■ Data for this task
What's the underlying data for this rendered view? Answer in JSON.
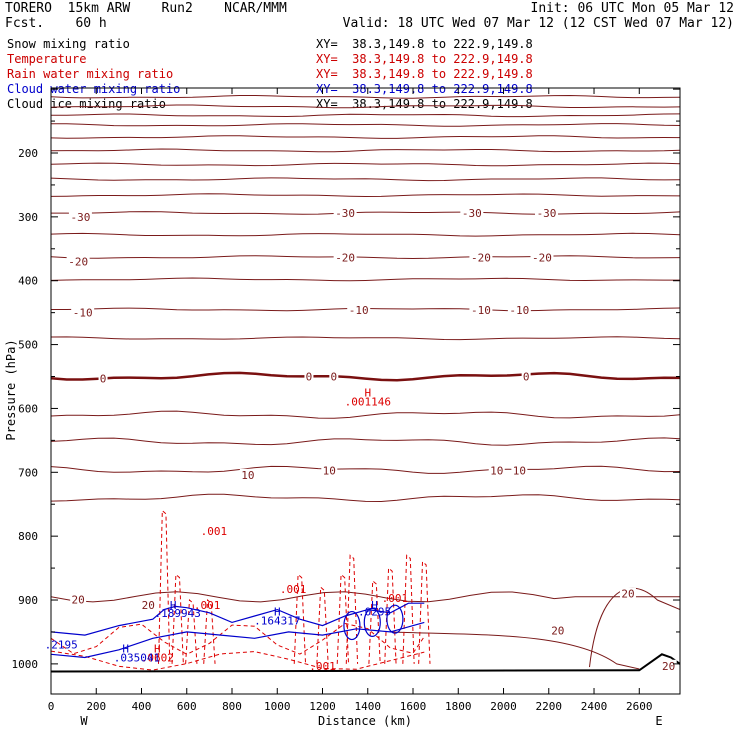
{
  "header": {
    "model": "TORERO  15km ARW    Run2",
    "org": "NCAR/MMM",
    "fcst": "Fcst.    60 h",
    "init": "Init: 06 UTC Mon 05 Mar 12",
    "valid": "Valid: 18 UTC Wed 07 Mar 12 (12 CST Wed 07 Mar 12)"
  },
  "legend": [
    {
      "label": "Snow mixing ratio",
      "xy": "XY=  38.3,149.8 to 222.9,149.8",
      "color": "#000000"
    },
    {
      "label": "Temperature",
      "xy": "XY=  38.3,149.8 to 222.9,149.8",
      "color": "#cc0000"
    },
    {
      "label": "Rain water mixing ratio",
      "xy": "XY=  38.3,149.8 to 222.9,149.8",
      "color": "#cc0000"
    },
    {
      "label": "Cloud water mixing ratio",
      "xy": "XY=  38.3,149.8 to 222.9,149.8",
      "color": "#0000cc"
    },
    {
      "label": "Cloud ice mixing ratio",
      "xy": "XY=  38.3,149.8 to 222.9,149.8",
      "color": "#000000"
    }
  ],
  "colors": {
    "temperature": "#7a1a1a",
    "freezing": "#7a1010",
    "rain": "#dd0000",
    "cloud_water": "#0000cc",
    "ground": "#000000"
  },
  "chart_data": {
    "type": "contour-cross-section",
    "xlabel": "Distance (km)",
    "ylabel": "Pressure (hPa)",
    "xlim": [
      0,
      2780
    ],
    "ylim": [
      1035,
      100
    ],
    "x_ticks": [
      0,
      200,
      400,
      600,
      800,
      1000,
      1200,
      1400,
      1600,
      1800,
      2000,
      2200,
      2400,
      2600
    ],
    "y_ticks": [
      200,
      300,
      400,
      500,
      600,
      700,
      800,
      900,
      1000
    ],
    "x_end_labels": {
      "left": "W",
      "right": "E"
    },
    "isotherms": [
      {
        "label": "",
        "levels": [
          {
            "p": 112,
            "dp": []
          },
          {
            "p": 127,
            "dp": []
          },
          {
            "p": 141,
            "dp": []
          },
          {
            "p": 156,
            "dp": []
          },
          {
            "p": 175,
            "dp": []
          },
          {
            "p": 196,
            "dp": []
          },
          {
            "p": 218,
            "dp": []
          },
          {
            "p": 241,
            "dp": []
          },
          {
            "p": 266,
            "dp": []
          }
        ]
      },
      {
        "label": "-30",
        "p": 294
      },
      {
        "label": "",
        "p": 328
      },
      {
        "label": "-20",
        "p": 363
      },
      {
        "label": "",
        "p": 398
      },
      {
        "label": "-10",
        "p": 445
      },
      {
        "label": "",
        "p": 490
      },
      {
        "label": "0",
        "p": 550
      },
      {
        "label": "",
        "p": 610
      },
      {
        "label": "",
        "p": 652
      },
      {
        "label": "10",
        "p": 696
      },
      {
        "label": "",
        "p": 740
      }
    ],
    "isotherm_labels": [
      {
        "text": "-30",
        "x": 130,
        "p": 300
      },
      {
        "text": "-30",
        "x": 1300,
        "p": 294
      },
      {
        "text": "-30",
        "x": 1860,
        "p": 294
      },
      {
        "text": "-30",
        "x": 2190,
        "p": 294
      },
      {
        "text": "-20",
        "x": 120,
        "p": 370
      },
      {
        "text": "-20",
        "x": 1300,
        "p": 364
      },
      {
        "text": "-20",
        "x": 1900,
        "p": 364
      },
      {
        "text": "-20",
        "x": 2170,
        "p": 364
      },
      {
        "text": "-10",
        "x": 140,
        "p": 450
      },
      {
        "text": "-10",
        "x": 1360,
        "p": 446
      },
      {
        "text": "-10",
        "x": 1900,
        "p": 446
      },
      {
        "text": "-10",
        "x": 2070,
        "p": 446
      },
      {
        "text": "0",
        "x": 230,
        "p": 553
      },
      {
        "text": "0",
        "x": 1140,
        "p": 550
      },
      {
        "text": "0",
        "x": 1250,
        "p": 550
      },
      {
        "text": "0",
        "x": 2100,
        "p": 550
      },
      {
        "text": "10",
        "x": 870,
        "p": 704
      },
      {
        "text": "10",
        "x": 1230,
        "p": 697
      },
      {
        "text": "10",
        "x": 1970,
        "p": 697
      },
      {
        "text": "10",
        "x": 2070,
        "p": 697
      },
      {
        "text": "20",
        "x": 120,
        "p": 899
      },
      {
        "text": "20",
        "x": 430,
        "p": 908
      },
      {
        "text": "20",
        "x": 2240,
        "p": 948
      },
      {
        "text": "20",
        "x": 2550,
        "p": 890
      },
      {
        "text": "20",
        "x": 2730,
        "p": 1003
      }
    ],
    "rain_labels": [
      {
        "text": "H",
        "x": 1400,
        "p": 575
      },
      {
        "text": ".001146",
        "x": 1400,
        "p": 589
      },
      {
        "text": ".001",
        "x": 720,
        "p": 792
      },
      {
        "text": ".001",
        "x": 1070,
        "p": 883
      },
      {
        "text": ".001",
        "x": 690,
        "p": 908
      },
      {
        "text": ".001",
        "x": 1520,
        "p": 897
      },
      {
        "text": ".001",
        "x": 1200,
        "p": 1003
      },
      {
        "text": "H",
        "x": 470,
        "p": 976
      },
      {
        "text": ".0602",
        "x": 470,
        "p": 990
      }
    ],
    "cloud_labels": [
      {
        "text": "H",
        "x": 540,
        "p": 908
      },
      {
        "text": ".189943",
        "x": 560,
        "p": 920
      },
      {
        "text": "H",
        "x": 1000,
        "p": 918
      },
      {
        "text": ".164317",
        "x": 1000,
        "p": 932
      },
      {
        "text": "H",
        "x": 1430,
        "p": 908
      },
      {
        "text": ".0295",
        "x": 1430,
        "p": 918
      },
      {
        "text": ".2195",
        "x": 45,
        "p": 970
      },
      {
        "text": "H",
        "x": 330,
        "p": 976
      },
      {
        "text": ".035041",
        "x": 380,
        "p": 990
      }
    ]
  }
}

■ Aim of the task
Quote the entries above word for word. Leave the images out.

■ Answer to this task
What's the underlying data for this rendered view? Answer in JSON.
{
  "header": {
    "model": "TORERO  15km ARW    Run2",
    "org": "NCAR/MMM",
    "fcst": "Fcst.    60 h",
    "init": "Init: 06 UTC Mon 05 Mar 12",
    "valid": "Valid: 18 UTC Wed 07 Mar 12 (12 CST Wed 07 Mar 12)"
  },
  "legend": [
    {
      "label": "Snow mixing ratio",
      "xy": "XY=  38.3,149.8 to 222.9,149.8",
      "color": "#000000"
    },
    {
      "label": "Temperature",
      "xy": "XY=  38.3,149.8 to 222.9,149.8",
      "color": "#cc0000"
    },
    {
      "label": "Rain water mixing ratio",
      "xy": "XY=  38.3,149.8 to 222.9,149.8",
      "color": "#cc0000"
    },
    {
      "label": "Cloud water mixing ratio",
      "xy": "XY=  38.3,149.8 to 222.9,149.8",
      "color": "#0000cc"
    },
    {
      "label": "Cloud ice mixing ratio",
      "xy": "XY=  38.3,149.8 to 222.9,149.8",
      "color": "#000000"
    }
  ],
  "colors": {
    "temperature": "#7a1a1a",
    "freezing": "#7a1010",
    "rain": "#dd0000",
    "cloud_water": "#0000cc",
    "ground": "#000000"
  },
  "chart_data": {
    "type": "contour-cross-section",
    "xlabel": "Distance (km)",
    "ylabel": "Pressure (hPa)",
    "xlim": [
      0,
      2780
    ],
    "ylim": [
      1035,
      100
    ],
    "x_ticks": [
      0,
      200,
      400,
      600,
      800,
      1000,
      1200,
      1400,
      1600,
      1800,
      2000,
      2200,
      2400,
      2600
    ],
    "y_ticks": [
      200,
      300,
      400,
      500,
      600,
      700,
      800,
      900,
      1000
    ],
    "x_end_labels": {
      "left": "W",
      "right": "E"
    },
    "isotherms": [
      {
        "label": "",
        "levels": [
          {
            "p": 112,
            "dp": []
          },
          {
            "p": 127,
            "dp": []
          },
          {
            "p": 141,
            "dp": []
          },
          {
            "p": 156,
            "dp": []
          },
          {
            "p": 175,
            "dp": []
          },
          {
            "p": 196,
            "dp": []
          },
          {
            "p": 218,
            "dp": []
          },
          {
            "p": 241,
            "dp": []
          },
          {
            "p": 266,
            "dp": []
          }
        ]
      },
      {
        "label": "-30",
        "p": 294
      },
      {
        "label": "",
        "p": 328
      },
      {
        "label": "-20",
        "p": 363
      },
      {
        "label": "",
        "p": 398
      },
      {
        "label": "-10",
        "p": 445
      },
      {
        "label": "",
        "p": 490
      },
      {
        "label": "0",
        "p": 550
      },
      {
        "label": "",
        "p": 610
      },
      {
        "label": "",
        "p": 652
      },
      {
        "label": "10",
        "p": 696
      },
      {
        "label": "",
        "p": 740
      }
    ],
    "isotherm_labels": [
      {
        "text": "-30",
        "x": 130,
        "p": 300
      },
      {
        "text": "-30",
        "x": 1300,
        "p": 294
      },
      {
        "text": "-30",
        "x": 1860,
        "p": 294
      },
      {
        "text": "-30",
        "x": 2190,
        "p": 294
      },
      {
        "text": "-20",
        "x": 120,
        "p": 370
      },
      {
        "text": "-20",
        "x": 1300,
        "p": 364
      },
      {
        "text": "-20",
        "x": 1900,
        "p": 364
      },
      {
        "text": "-20",
        "x": 2170,
        "p": 364
      },
      {
        "text": "-10",
        "x": 140,
        "p": 450
      },
      {
        "text": "-10",
        "x": 1360,
        "p": 446
      },
      {
        "text": "-10",
        "x": 1900,
        "p": 446
      },
      {
        "text": "-10",
        "x": 2070,
        "p": 446
      },
      {
        "text": "0",
        "x": 230,
        "p": 553
      },
      {
        "text": "0",
        "x": 1140,
        "p": 550
      },
      {
        "text": "0",
        "x": 1250,
        "p": 550
      },
      {
        "text": "0",
        "x": 2100,
        "p": 550
      },
      {
        "text": "10",
        "x": 870,
        "p": 704
      },
      {
        "text": "10",
        "x": 1230,
        "p": 697
      },
      {
        "text": "10",
        "x": 1970,
        "p": 697
      },
      {
        "text": "10",
        "x": 2070,
        "p": 697
      },
      {
        "text": "20",
        "x": 120,
        "p": 899
      },
      {
        "text": "20",
        "x": 430,
        "p": 908
      },
      {
        "text": "20",
        "x": 2240,
        "p": 948
      },
      {
        "text": "20",
        "x": 2550,
        "p": 890
      },
      {
        "text": "20",
        "x": 2730,
        "p": 1003
      }
    ],
    "rain_labels": [
      {
        "text": "H",
        "x": 1400,
        "p": 575
      },
      {
        "text": ".001146",
        "x": 1400,
        "p": 589
      },
      {
        "text": ".001",
        "x": 720,
        "p": 792
      },
      {
        "text": ".001",
        "x": 1070,
        "p": 883
      },
      {
        "text": ".001",
        "x": 690,
        "p": 908
      },
      {
        "text": ".001",
        "x": 1520,
        "p": 897
      },
      {
        "text": ".001",
        "x": 1200,
        "p": 1003
      },
      {
        "text": "H",
        "x": 470,
        "p": 976
      },
      {
        "text": ".0602",
        "x": 470,
        "p": 990
      }
    ],
    "cloud_labels": [
      {
        "text": "H",
        "x": 540,
        "p": 908
      },
      {
        "text": ".189943",
        "x": 560,
        "p": 920
      },
      {
        "text": "H",
        "x": 1000,
        "p": 918
      },
      {
        "text": ".164317",
        "x": 1000,
        "p": 932
      },
      {
        "text": "H",
        "x": 1430,
        "p": 908
      },
      {
        "text": ".0295",
        "x": 1430,
        "p": 918
      },
      {
        "text": ".2195",
        "x": 45,
        "p": 970
      },
      {
        "text": "H",
        "x": 330,
        "p": 976
      },
      {
        "text": ".035041",
        "x": 380,
        "p": 990
      }
    ]
  }
}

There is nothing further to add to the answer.